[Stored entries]
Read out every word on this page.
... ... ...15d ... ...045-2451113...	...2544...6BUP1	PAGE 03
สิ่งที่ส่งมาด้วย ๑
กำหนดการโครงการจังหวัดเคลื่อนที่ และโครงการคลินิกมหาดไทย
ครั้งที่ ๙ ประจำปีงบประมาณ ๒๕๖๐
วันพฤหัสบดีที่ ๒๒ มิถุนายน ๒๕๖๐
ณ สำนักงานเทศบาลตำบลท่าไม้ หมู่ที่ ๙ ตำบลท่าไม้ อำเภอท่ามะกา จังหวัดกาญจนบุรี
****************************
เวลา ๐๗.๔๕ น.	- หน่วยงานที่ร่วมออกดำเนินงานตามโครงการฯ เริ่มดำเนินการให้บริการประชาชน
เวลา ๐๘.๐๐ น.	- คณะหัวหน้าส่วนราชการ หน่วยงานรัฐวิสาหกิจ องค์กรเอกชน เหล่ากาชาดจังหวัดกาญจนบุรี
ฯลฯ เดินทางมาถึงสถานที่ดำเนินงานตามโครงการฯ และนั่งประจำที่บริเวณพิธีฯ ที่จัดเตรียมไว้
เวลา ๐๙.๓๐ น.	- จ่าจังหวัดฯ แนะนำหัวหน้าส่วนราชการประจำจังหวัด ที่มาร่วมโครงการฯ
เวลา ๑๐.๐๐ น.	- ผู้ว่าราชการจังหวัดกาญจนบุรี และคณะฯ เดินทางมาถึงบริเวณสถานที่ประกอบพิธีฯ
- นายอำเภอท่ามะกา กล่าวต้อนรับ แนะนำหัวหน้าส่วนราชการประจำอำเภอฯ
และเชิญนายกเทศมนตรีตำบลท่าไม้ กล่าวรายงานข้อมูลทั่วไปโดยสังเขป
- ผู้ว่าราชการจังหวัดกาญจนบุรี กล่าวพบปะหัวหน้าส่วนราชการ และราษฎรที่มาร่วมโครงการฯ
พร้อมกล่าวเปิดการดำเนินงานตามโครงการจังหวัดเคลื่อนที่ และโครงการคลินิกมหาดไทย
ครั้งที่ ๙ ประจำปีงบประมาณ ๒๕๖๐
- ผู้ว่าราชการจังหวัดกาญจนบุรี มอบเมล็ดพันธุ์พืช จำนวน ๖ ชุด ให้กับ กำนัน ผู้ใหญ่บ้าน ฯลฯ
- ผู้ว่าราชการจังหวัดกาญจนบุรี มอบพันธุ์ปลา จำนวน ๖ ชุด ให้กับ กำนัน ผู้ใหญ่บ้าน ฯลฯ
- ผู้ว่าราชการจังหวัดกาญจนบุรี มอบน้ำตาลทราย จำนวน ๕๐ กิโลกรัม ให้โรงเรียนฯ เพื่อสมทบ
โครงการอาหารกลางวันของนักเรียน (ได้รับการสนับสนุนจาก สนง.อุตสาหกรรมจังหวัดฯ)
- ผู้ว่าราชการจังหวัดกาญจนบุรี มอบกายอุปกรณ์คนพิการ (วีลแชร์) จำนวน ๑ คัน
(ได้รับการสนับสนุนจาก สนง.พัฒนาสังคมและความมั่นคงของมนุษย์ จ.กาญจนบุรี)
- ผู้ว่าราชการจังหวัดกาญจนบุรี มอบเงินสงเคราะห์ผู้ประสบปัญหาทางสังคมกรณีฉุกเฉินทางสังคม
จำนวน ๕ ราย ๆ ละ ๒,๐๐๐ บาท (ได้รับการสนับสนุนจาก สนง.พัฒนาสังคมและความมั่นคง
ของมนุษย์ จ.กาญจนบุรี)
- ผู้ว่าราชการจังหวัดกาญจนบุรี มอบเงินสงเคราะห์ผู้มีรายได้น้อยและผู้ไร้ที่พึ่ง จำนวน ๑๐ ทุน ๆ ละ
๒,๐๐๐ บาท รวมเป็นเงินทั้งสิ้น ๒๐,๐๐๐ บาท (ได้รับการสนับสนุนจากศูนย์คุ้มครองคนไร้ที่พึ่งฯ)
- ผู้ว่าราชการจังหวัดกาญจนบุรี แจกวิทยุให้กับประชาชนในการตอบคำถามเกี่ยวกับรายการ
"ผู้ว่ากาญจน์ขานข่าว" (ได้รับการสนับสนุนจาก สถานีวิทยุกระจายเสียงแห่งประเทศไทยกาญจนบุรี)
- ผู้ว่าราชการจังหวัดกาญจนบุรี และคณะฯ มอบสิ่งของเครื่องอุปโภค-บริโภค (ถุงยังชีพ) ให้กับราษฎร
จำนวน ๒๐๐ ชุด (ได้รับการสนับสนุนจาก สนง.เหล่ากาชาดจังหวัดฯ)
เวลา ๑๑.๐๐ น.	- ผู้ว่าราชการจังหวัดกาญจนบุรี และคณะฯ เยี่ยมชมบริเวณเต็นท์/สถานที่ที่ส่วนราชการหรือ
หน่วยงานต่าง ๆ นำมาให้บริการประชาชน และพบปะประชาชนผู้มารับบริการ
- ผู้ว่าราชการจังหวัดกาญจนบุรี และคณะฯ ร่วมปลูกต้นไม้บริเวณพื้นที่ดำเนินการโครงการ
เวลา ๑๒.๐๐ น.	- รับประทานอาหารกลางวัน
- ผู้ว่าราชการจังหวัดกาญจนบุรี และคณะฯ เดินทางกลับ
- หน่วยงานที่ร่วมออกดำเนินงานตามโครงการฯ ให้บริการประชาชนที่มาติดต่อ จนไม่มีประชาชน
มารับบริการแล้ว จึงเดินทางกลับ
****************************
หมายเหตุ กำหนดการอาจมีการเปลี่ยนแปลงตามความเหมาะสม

Instruction
From the data above, copy out every line with the string "และโครงการคล" in it.

Solution for this task
กำหนดการโครงการจังหวัดเคลื่อนที่ และโครงการคลินิกมหาดไทย
พร้อมกล่าวเปิดการดำเนินงานตามโครงการจังหวัดเคลื่อนที่ และโครงการคลินิกมหาดไทย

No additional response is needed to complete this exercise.